> **Prompt**
Copy each line exactly.

> **Material to process**
#####
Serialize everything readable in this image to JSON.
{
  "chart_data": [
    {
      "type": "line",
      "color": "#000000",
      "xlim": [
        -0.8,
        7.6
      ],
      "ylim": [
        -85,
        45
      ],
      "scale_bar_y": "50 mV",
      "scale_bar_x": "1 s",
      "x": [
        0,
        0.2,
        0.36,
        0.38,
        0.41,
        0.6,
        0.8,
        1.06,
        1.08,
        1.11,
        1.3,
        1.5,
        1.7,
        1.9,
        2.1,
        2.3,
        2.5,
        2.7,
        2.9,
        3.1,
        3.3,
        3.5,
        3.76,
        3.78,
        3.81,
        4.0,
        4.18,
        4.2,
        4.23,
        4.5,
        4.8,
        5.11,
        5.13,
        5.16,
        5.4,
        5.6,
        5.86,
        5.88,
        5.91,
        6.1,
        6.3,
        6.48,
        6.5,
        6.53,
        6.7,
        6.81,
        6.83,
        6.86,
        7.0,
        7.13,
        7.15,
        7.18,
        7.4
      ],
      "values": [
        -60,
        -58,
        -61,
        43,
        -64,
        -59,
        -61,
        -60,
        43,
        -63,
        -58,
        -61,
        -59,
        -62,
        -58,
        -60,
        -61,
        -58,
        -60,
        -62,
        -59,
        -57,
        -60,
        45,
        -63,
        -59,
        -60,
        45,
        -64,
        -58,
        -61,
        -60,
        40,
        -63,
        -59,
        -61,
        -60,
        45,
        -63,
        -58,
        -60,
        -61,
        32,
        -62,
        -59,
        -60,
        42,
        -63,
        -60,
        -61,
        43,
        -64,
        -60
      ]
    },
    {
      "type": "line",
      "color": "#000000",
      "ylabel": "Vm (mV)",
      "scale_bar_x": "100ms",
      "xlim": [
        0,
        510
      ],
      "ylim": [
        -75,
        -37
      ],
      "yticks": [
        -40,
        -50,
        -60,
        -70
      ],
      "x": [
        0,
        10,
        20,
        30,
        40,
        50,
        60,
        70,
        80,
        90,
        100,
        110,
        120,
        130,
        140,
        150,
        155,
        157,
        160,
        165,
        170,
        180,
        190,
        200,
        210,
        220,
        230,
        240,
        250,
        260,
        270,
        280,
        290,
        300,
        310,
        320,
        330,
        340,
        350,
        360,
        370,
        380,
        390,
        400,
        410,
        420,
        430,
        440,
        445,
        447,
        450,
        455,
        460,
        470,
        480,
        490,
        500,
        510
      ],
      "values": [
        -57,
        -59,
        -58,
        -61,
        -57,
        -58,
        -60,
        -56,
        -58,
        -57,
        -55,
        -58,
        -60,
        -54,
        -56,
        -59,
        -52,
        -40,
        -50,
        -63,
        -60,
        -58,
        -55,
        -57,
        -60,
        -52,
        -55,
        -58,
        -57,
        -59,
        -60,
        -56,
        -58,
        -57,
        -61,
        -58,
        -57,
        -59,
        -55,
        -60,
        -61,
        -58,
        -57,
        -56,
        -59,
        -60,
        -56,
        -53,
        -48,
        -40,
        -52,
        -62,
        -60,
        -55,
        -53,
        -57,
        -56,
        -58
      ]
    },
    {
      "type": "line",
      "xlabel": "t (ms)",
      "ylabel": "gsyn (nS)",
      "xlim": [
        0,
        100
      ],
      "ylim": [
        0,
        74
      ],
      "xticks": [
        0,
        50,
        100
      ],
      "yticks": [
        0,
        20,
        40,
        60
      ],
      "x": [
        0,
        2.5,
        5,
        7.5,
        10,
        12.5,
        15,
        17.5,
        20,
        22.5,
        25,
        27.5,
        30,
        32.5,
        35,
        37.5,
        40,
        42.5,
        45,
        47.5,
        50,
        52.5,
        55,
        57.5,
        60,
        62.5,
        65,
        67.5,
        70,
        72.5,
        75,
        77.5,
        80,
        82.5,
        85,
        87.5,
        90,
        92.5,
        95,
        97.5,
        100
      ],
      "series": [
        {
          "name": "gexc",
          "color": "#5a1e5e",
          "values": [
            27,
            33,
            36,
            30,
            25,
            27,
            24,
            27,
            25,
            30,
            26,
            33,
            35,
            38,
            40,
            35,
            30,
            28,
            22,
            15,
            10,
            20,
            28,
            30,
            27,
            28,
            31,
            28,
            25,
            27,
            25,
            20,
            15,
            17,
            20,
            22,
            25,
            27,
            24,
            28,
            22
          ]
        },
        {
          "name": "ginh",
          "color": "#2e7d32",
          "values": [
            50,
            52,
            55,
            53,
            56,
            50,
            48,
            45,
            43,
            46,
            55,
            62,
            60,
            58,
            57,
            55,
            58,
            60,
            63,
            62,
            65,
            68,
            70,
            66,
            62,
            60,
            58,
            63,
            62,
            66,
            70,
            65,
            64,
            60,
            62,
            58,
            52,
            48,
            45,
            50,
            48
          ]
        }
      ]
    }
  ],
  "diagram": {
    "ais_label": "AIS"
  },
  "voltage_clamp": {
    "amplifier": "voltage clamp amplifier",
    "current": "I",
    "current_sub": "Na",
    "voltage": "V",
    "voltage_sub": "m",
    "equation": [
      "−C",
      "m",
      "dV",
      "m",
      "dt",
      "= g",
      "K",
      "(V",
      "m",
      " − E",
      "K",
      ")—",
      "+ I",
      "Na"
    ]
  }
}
#####
> **Complete answer**
Serialize everything readable in this image to JSON.
{
  "chart_data": [
    {
      "type": "line",
      "color": "#000000",
      "xlim": [
        -0.8,
        7.6
      ],
      "ylim": [
        -85,
        45
      ],
      "scale_bar_y": "50 mV",
      "scale_bar_x": "1 s",
      "x": [
        0,
        0.2,
        0.36,
        0.38,
        0.41,
        0.6,
        0.8,
        1.06,
        1.08,
        1.11,
        1.3,
        1.5,
        1.7,
        1.9,
        2.1,
        2.3,
        2.5,
        2.7,
        2.9,
        3.1,
        3.3,
        3.5,
        3.76,
        3.78,
        3.81,
        4.0,
        4.18,
        4.2,
        4.23,
        4.5,
        4.8,
        5.11,
        5.13,
        5.16,
        5.4,
        5.6,
        5.86,
        5.88,
        5.91,
        6.1,
        6.3,
        6.48,
        6.5,
        6.53,
        6.7,
        6.81,
        6.83,
        6.86,
        7.0,
        7.13,
        7.15,
        7.18,
        7.4
      ],
      "values": [
        -60,
        -58,
        -61,
        43,
        -64,
        -59,
        -61,
        -60,
        43,
        -63,
        -58,
        -61,
        -59,
        -62,
        -58,
        -60,
        -61,
        -58,
        -60,
        -62,
        -59,
        -57,
        -60,
        45,
        -63,
        -59,
        -60,
        45,
        -64,
        -58,
        -61,
        -60,
        40,
        -63,
        -59,
        -61,
        -60,
        45,
        -63,
        -58,
        -60,
        -61,
        32,
        -62,
        -59,
        -60,
        42,
        -63,
        -60,
        -61,
        43,
        -64,
        -60
      ]
    },
    {
      "type": "line",
      "color": "#000000",
      "ylabel": "Vm (mV)",
      "scale_bar_x": "100ms",
      "xlim": [
        0,
        510
      ],
      "ylim": [
        -75,
        -37
      ],
      "yticks": [
        -40,
        -50,
        -60,
        -70
      ],
      "x": [
        0,
        10,
        20,
        30,
        40,
        50,
        60,
        70,
        80,
        90,
        100,
        110,
        120,
        130,
        140,
        150,
        155,
        157,
        160,
        165,
        170,
        180,
        190,
        200,
        210,
        220,
        230,
        240,
        250,
        260,
        270,
        280,
        290,
        300,
        310,
        320,
        330,
        340,
        350,
        360,
        370,
        380,
        390,
        400,
        410,
        420,
        430,
        440,
        445,
        447,
        450,
        455,
        460,
        470,
        480,
        490,
        500,
        510
      ],
      "values": [
        -57,
        -59,
        -58,
        -61,
        -57,
        -58,
        -60,
        -56,
        -58,
        -57,
        -55,
        -58,
        -60,
        -54,
        -56,
        -59,
        -52,
        -40,
        -50,
        -63,
        -60,
        -58,
        -55,
        -57,
        -60,
        -52,
        -55,
        -58,
        -57,
        -59,
        -60,
        -56,
        -58,
        -57,
        -61,
        -58,
        -57,
        -59,
        -55,
        -60,
        -61,
        -58,
        -57,
        -56,
        -59,
        -60,
        -56,
        -53,
        -48,
        -40,
        -52,
        -62,
        -60,
        -55,
        -53,
        -57,
        -56,
        -58
      ]
    },
    {
      "type": "line",
      "xlabel": "t (ms)",
      "ylabel": "gsyn (nS)",
      "xlim": [
        0,
        100
      ],
      "ylim": [
        0,
        74
      ],
      "xticks": [
        0,
        50,
        100
      ],
      "yticks": [
        0,
        20,
        40,
        60
      ],
      "x": [
        0,
        2.5,
        5,
        7.5,
        10,
        12.5,
        15,
        17.5,
        20,
        22.5,
        25,
        27.5,
        30,
        32.5,
        35,
        37.5,
        40,
        42.5,
        45,
        47.5,
        50,
        52.5,
        55,
        57.5,
        60,
        62.5,
        65,
        67.5,
        70,
        72.5,
        75,
        77.5,
        80,
        82.5,
        85,
        87.5,
        90,
        92.5,
        95,
        97.5,
        100
      ],
      "series": [
        {
          "name": "gexc",
          "color": "#5a1e5e",
          "values": [
            27,
            33,
            36,
            30,
            25,
            27,
            24,
            27,
            25,
            30,
            26,
            33,
            35,
            38,
            40,
            35,
            30,
            28,
            22,
            15,
            10,
            20,
            28,
            30,
            27,
            28,
            31,
            28,
            25,
            27,
            25,
            20,
            15,
            17,
            20,
            22,
            25,
            27,
            24,
            28,
            22
          ]
        },
        {
          "name": "ginh",
          "color": "#2e7d32",
          "values": [
            50,
            52,
            55,
            53,
            56,
            50,
            48,
            45,
            43,
            46,
            55,
            62,
            60,
            58,
            57,
            55,
            58,
            60,
            63,
            62,
            65,
            68,
            70,
            66,
            62,
            60,
            58,
            63,
            62,
            66,
            70,
            65,
            64,
            60,
            62,
            58,
            52,
            48,
            45,
            50,
            48
          ]
        }
      ]
    }
  ],
  "diagram": {
    "ais_label": "AIS"
  },
  "voltage_clamp": {
    "amplifier": "voltage clamp amplifier",
    "current": "I",
    "current_sub": "Na",
    "voltage": "V",
    "voltage_sub": "m",
    "equation": [
      "−C",
      "m",
      "dV",
      "m",
      "dt",
      "= g",
      "K",
      "(V",
      "m",
      " − E",
      "K",
      ")—",
      "+ I",
      "Na"
    ]
  }
}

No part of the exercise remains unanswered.